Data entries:
____

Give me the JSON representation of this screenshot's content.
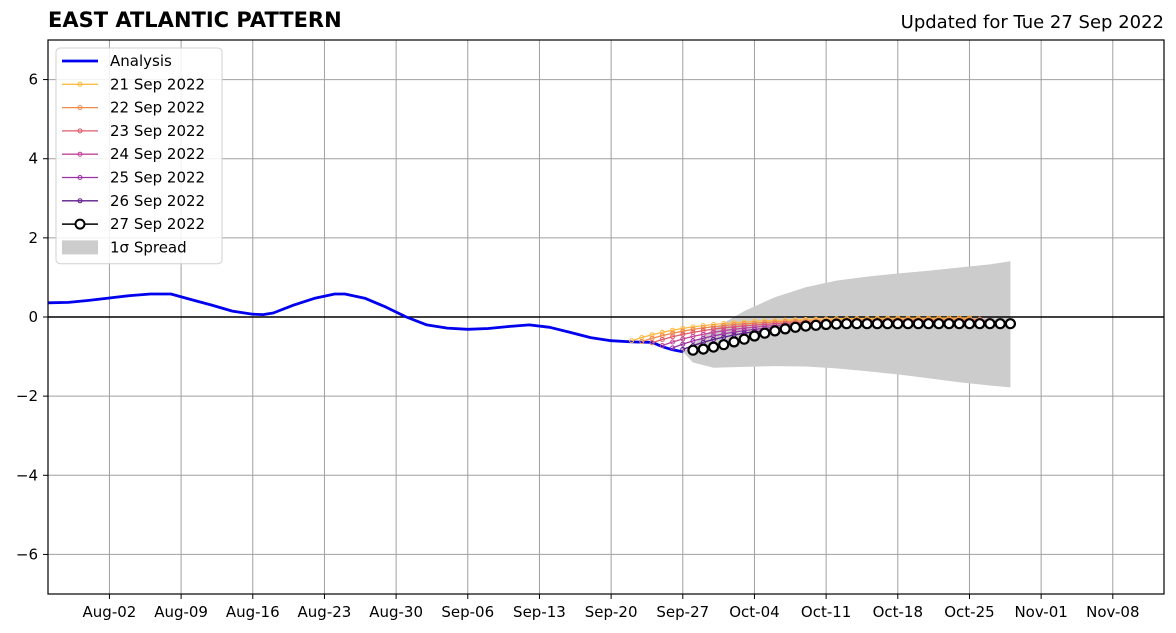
{
  "header": {
    "title": "EAST ATLANTIC PATTERN",
    "updated": "Updated for Tue 27 Sep 2022"
  },
  "chart_data": {
    "type": "line",
    "xlim": [
      "2022-07-27",
      "2022-11-13"
    ],
    "ylim": [
      -7,
      7
    ],
    "x_ticks": [
      {
        "date": "2022-08-02",
        "label": "Aug-02"
      },
      {
        "date": "2022-08-09",
        "label": "Aug-09"
      },
      {
        "date": "2022-08-16",
        "label": "Aug-16"
      },
      {
        "date": "2022-08-23",
        "label": "Aug-23"
      },
      {
        "date": "2022-08-30",
        "label": "Aug-30"
      },
      {
        "date": "2022-09-06",
        "label": "Sep-06"
      },
      {
        "date": "2022-09-13",
        "label": "Sep-13"
      },
      {
        "date": "2022-09-20",
        "label": "Sep-20"
      },
      {
        "date": "2022-09-27",
        "label": "Sep-27"
      },
      {
        "date": "2022-10-04",
        "label": "Oct-04"
      },
      {
        "date": "2022-10-11",
        "label": "Oct-11"
      },
      {
        "date": "2022-10-18",
        "label": "Oct-18"
      },
      {
        "date": "2022-10-25",
        "label": "Oct-25"
      },
      {
        "date": "2022-11-01",
        "label": "Nov-01"
      },
      {
        "date": "2022-11-08",
        "label": "Nov-08"
      }
    ],
    "y_ticks": [
      {
        "value": 6,
        "label": "6"
      },
      {
        "value": 4,
        "label": "4"
      },
      {
        "value": 2,
        "label": "2"
      },
      {
        "value": 0,
        "label": "0"
      },
      {
        "value": -2,
        "label": "−2"
      },
      {
        "value": -4,
        "label": "−4"
      },
      {
        "value": -6,
        "label": "−6"
      }
    ],
    "grid": true,
    "legend_position": "top-left",
    "analysis": {
      "name": "Analysis",
      "color": "#0000ee",
      "points": [
        [
          "2022-07-27",
          0.36
        ],
        [
          "2022-07-29",
          0.37
        ],
        [
          "2022-07-31",
          0.42
        ],
        [
          "2022-08-02",
          0.48
        ],
        [
          "2022-08-04",
          0.54
        ],
        [
          "2022-08-06",
          0.58
        ],
        [
          "2022-08-08",
          0.58
        ],
        [
          "2022-08-10",
          0.44
        ],
        [
          "2022-08-12",
          0.3
        ],
        [
          "2022-08-14",
          0.15
        ],
        [
          "2022-08-16",
          0.07
        ],
        [
          "2022-08-17",
          0.06
        ],
        [
          "2022-08-18",
          0.1
        ],
        [
          "2022-08-20",
          0.3
        ],
        [
          "2022-08-22",
          0.47
        ],
        [
          "2022-08-24",
          0.58
        ],
        [
          "2022-08-25",
          0.58
        ],
        [
          "2022-08-27",
          0.47
        ],
        [
          "2022-08-29",
          0.25
        ],
        [
          "2022-08-31",
          0.0
        ],
        [
          "2022-09-02",
          -0.2
        ],
        [
          "2022-09-04",
          -0.28
        ],
        [
          "2022-09-06",
          -0.31
        ],
        [
          "2022-09-08",
          -0.29
        ],
        [
          "2022-09-10",
          -0.24
        ],
        [
          "2022-09-12",
          -0.2
        ],
        [
          "2022-09-14",
          -0.26
        ],
        [
          "2022-09-16",
          -0.39
        ],
        [
          "2022-09-18",
          -0.52
        ],
        [
          "2022-09-20",
          -0.6
        ],
        [
          "2022-09-22",
          -0.63
        ],
        [
          "2022-09-24",
          -0.64
        ],
        [
          "2022-09-25",
          -0.75
        ],
        [
          "2022-09-26",
          -0.83
        ],
        [
          "2022-09-27",
          -0.88
        ]
      ]
    },
    "forecasts": [
      {
        "name": "21 Sep 2022",
        "color": "#ffbb44",
        "start": "2022-09-22",
        "end": "2022-10-25",
        "y0": -0.6,
        "y1": -0.02
      },
      {
        "name": "22 Sep 2022",
        "color": "#f08a4b",
        "start": "2022-09-23",
        "end": "2022-10-26",
        "y0": -0.62,
        "y1": -0.05
      },
      {
        "name": "23 Sep 2022",
        "color": "#e05a6c",
        "start": "2022-09-24",
        "end": "2022-10-27",
        "y0": -0.65,
        "y1": -0.08
      },
      {
        "name": "24 Sep 2022",
        "color": "#c2459a",
        "start": "2022-09-25",
        "end": "2022-10-28",
        "y0": -0.72,
        "y1": -0.1
      },
      {
        "name": "25 Sep 2022",
        "color": "#9e2fa5",
        "start": "2022-09-26",
        "end": "2022-10-29",
        "y0": -0.78,
        "y1": -0.12
      },
      {
        "name": "26 Sep 2022",
        "color": "#5e1a8c",
        "start": "2022-09-27",
        "end": "2022-10-29",
        "y0": -0.82,
        "y1": -0.14
      }
    ],
    "latest": {
      "name": "27 Sep 2022",
      "color": "#000000",
      "points": [
        [
          "2022-09-28",
          -0.84
        ],
        [
          "2022-09-29",
          -0.81
        ],
        [
          "2022-09-30",
          -0.76
        ],
        [
          "2022-10-01",
          -0.7
        ],
        [
          "2022-10-02",
          -0.63
        ],
        [
          "2022-10-03",
          -0.56
        ],
        [
          "2022-10-04",
          -0.48
        ],
        [
          "2022-10-05",
          -0.41
        ],
        [
          "2022-10-06",
          -0.35
        ],
        [
          "2022-10-07",
          -0.3
        ],
        [
          "2022-10-08",
          -0.26
        ],
        [
          "2022-10-09",
          -0.23
        ],
        [
          "2022-10-10",
          -0.21
        ],
        [
          "2022-10-11",
          -0.19
        ],
        [
          "2022-10-12",
          -0.18
        ],
        [
          "2022-10-13",
          -0.17
        ],
        [
          "2022-10-14",
          -0.17
        ],
        [
          "2022-10-15",
          -0.17
        ],
        [
          "2022-10-16",
          -0.17
        ],
        [
          "2022-10-17",
          -0.17
        ],
        [
          "2022-10-18",
          -0.17
        ],
        [
          "2022-10-19",
          -0.17
        ],
        [
          "2022-10-20",
          -0.17
        ],
        [
          "2022-10-21",
          -0.17
        ],
        [
          "2022-10-22",
          -0.17
        ],
        [
          "2022-10-23",
          -0.17
        ],
        [
          "2022-10-24",
          -0.17
        ],
        [
          "2022-10-25",
          -0.17
        ],
        [
          "2022-10-26",
          -0.17
        ],
        [
          "2022-10-27",
          -0.17
        ],
        [
          "2022-10-28",
          -0.17
        ],
        [
          "2022-10-29",
          -0.17
        ]
      ]
    },
    "spread": {
      "name": "1σ Spread",
      "color": "#cccccc",
      "upper": [
        [
          "2022-09-27",
          -0.88
        ],
        [
          "2022-09-30",
          -0.3
        ],
        [
          "2022-10-03",
          0.15
        ],
        [
          "2022-10-06",
          0.5
        ],
        [
          "2022-10-09",
          0.75
        ],
        [
          "2022-10-12",
          0.92
        ],
        [
          "2022-10-15",
          1.02
        ],
        [
          "2022-10-18",
          1.1
        ],
        [
          "2022-10-21",
          1.17
        ],
        [
          "2022-10-24",
          1.25
        ],
        [
          "2022-10-27",
          1.33
        ],
        [
          "2022-10-29",
          1.41
        ]
      ],
      "lower": [
        [
          "2022-09-27",
          -0.88
        ],
        [
          "2022-09-28",
          -1.15
        ],
        [
          "2022-09-30",
          -1.28
        ],
        [
          "2022-10-03",
          -1.26
        ],
        [
          "2022-10-06",
          -1.24
        ],
        [
          "2022-10-09",
          -1.25
        ],
        [
          "2022-10-12",
          -1.3
        ],
        [
          "2022-10-15",
          -1.37
        ],
        [
          "2022-10-18",
          -1.45
        ],
        [
          "2022-10-21",
          -1.55
        ],
        [
          "2022-10-24",
          -1.65
        ],
        [
          "2022-10-27",
          -1.73
        ],
        [
          "2022-10-29",
          -1.78
        ]
      ]
    },
    "legend": [
      {
        "label": "Analysis",
        "kind": "analysis",
        "color": "#0000ee"
      },
      {
        "label": "21 Sep 2022",
        "kind": "forecast",
        "color": "#ffbb44"
      },
      {
        "label": "22 Sep 2022",
        "kind": "forecast",
        "color": "#f08a4b"
      },
      {
        "label": "23 Sep 2022",
        "kind": "forecast",
        "color": "#e05a6c"
      },
      {
        "label": "24 Sep 2022",
        "kind": "forecast",
        "color": "#c2459a"
      },
      {
        "label": "25 Sep 2022",
        "kind": "forecast",
        "color": "#9e2fa5"
      },
      {
        "label": "26 Sep 2022",
        "kind": "forecast",
        "color": "#5e1a8c"
      },
      {
        "label": "27 Sep 2022",
        "kind": "latest",
        "color": "#000000"
      },
      {
        "label": "1σ Spread",
        "kind": "spread",
        "color": "#cccccc"
      }
    ]
  }
}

____

> EXERCISE DESCRIPTION: Determine how many lines contain the word "value" and reply with that number alone.

> REPLY: 7